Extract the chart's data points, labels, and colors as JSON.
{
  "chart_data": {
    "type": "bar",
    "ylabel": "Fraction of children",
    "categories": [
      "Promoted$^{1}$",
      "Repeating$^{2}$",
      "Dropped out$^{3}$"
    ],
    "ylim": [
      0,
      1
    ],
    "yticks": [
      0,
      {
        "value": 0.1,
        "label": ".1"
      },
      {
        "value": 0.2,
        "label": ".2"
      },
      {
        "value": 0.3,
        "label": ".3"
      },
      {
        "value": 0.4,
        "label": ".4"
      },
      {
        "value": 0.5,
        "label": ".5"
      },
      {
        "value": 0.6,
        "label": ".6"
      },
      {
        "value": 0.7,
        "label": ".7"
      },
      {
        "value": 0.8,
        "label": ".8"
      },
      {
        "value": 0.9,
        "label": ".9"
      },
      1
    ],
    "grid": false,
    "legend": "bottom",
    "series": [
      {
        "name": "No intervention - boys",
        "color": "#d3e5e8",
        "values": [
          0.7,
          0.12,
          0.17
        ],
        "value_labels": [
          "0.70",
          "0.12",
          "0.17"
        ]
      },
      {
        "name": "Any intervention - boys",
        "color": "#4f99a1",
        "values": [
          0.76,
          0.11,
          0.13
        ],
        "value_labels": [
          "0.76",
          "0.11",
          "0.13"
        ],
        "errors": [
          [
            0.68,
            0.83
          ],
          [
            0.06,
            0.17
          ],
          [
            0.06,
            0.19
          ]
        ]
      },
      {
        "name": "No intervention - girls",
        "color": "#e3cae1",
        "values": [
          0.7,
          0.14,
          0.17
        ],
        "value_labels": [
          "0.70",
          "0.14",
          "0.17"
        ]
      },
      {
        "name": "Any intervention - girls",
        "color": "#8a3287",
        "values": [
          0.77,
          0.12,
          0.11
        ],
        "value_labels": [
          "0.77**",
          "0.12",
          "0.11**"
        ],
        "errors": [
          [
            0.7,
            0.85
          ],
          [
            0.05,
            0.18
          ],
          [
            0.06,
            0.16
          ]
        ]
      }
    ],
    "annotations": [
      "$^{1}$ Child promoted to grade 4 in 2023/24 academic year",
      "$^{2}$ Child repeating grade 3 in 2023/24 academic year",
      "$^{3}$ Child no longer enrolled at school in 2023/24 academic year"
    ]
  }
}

···

> _AIM_: From the data above, copy out every line with the string "grade" in it.

> _EXERCISE SOLUTION_:
      "$^{1}$ Child promoted to grade 4 in 2023/24 academic year",
      "$^{2}$ Child repeating grade 3 in 2023/24 academic year",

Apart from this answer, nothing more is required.